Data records
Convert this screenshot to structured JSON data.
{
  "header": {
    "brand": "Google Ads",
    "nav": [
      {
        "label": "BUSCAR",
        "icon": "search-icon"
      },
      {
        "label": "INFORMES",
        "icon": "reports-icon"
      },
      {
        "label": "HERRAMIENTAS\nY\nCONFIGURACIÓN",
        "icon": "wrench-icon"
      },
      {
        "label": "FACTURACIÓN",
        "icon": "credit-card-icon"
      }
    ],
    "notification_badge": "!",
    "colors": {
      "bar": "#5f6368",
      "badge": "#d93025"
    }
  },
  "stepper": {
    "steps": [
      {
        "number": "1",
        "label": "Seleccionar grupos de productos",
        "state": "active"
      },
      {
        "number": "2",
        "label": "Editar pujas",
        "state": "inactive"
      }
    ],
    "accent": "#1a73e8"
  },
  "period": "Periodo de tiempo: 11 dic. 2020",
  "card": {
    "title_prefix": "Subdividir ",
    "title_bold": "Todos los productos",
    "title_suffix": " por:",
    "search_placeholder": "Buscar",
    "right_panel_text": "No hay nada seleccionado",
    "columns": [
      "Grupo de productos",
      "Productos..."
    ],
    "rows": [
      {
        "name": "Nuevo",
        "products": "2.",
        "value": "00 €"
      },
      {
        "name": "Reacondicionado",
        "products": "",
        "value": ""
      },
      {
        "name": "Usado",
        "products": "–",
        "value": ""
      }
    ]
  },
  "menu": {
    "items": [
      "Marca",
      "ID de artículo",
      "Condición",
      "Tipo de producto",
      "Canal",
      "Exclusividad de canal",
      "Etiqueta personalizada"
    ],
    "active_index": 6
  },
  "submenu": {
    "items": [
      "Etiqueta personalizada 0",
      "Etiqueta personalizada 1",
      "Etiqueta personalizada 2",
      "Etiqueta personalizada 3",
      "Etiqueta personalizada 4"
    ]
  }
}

- SET EXERCISE -
Make an exact copy of the records.

- ANSWER TO THIS EXERCISE -
Convert this screenshot to structured JSON data.
{
  "header": {
    "brand": "Google Ads",
    "nav": [
      {
        "label": "BUSCAR",
        "icon": "search-icon"
      },
      {
        "label": "INFORMES",
        "icon": "reports-icon"
      },
      {
        "label": "HERRAMIENTAS\nY\nCONFIGURACIÓN",
        "icon": "wrench-icon"
      },
      {
        "label": "FACTURACIÓN",
        "icon": "credit-card-icon"
      }
    ],
    "notification_badge": "!",
    "colors": {
      "bar": "#5f6368",
      "badge": "#d93025"
    }
  },
  "stepper": {
    "steps": [
      {
        "number": "1",
        "label": "Seleccionar grupos de productos",
        "state": "active"
      },
      {
        "number": "2",
        "label": "Editar pujas",
        "state": "inactive"
      }
    ],
    "accent": "#1a73e8"
  },
  "period": "Periodo de tiempo: 11 dic. 2020",
  "card": {
    "title_prefix": "Subdividir ",
    "title_bold": "Todos los productos",
    "title_suffix": " por:",
    "search_placeholder": "Buscar",
    "right_panel_text": "No hay nada seleccionado",
    "columns": [
      "Grupo de productos",
      "Productos..."
    ],
    "rows": [
      {
        "name": "Nuevo",
        "products": "2.",
        "value": "00 €"
      },
      {
        "name": "Reacondicionado",
        "products": "",
        "value": ""
      },
      {
        "name": "Usado",
        "products": "–",
        "value": ""
      }
    ]
  },
  "menu": {
    "items": [
      "Marca",
      "ID de artículo",
      "Condición",
      "Tipo de producto",
      "Canal",
      "Exclusividad de canal",
      "Etiqueta personalizada"
    ],
    "active_index": 6
  },
  "submenu": {
    "items": [
      "Etiqueta personalizada 0",
      "Etiqueta personalizada 1",
      "Etiqueta personalizada 2",
      "Etiqueta personalizada 3",
      "Etiqueta personalizada 4"
    ]
  }
}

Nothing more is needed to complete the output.